[Saved entries]
- - -

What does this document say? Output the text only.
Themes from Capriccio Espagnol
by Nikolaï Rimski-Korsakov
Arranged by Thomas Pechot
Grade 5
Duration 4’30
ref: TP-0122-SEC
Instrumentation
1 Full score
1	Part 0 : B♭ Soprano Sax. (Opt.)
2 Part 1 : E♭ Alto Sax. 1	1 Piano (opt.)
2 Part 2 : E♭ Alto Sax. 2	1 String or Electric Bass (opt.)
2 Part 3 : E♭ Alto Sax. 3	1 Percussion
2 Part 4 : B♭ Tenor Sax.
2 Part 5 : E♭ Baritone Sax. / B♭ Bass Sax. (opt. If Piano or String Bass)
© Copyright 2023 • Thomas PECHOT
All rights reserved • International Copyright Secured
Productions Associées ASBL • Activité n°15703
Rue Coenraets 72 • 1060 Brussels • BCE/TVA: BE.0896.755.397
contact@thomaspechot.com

- - -

> GIVEN TASK
Lines that hold "Piano" are the ones to copy; find all of them.

> RESPONSE
2 Part 1 : E♭ Alto Sax. 1	1 Piano (opt.)
2 Part 5 : E♭ Baritone Sax. / B♭ Bass Sax. (opt. If Piano or String Bass)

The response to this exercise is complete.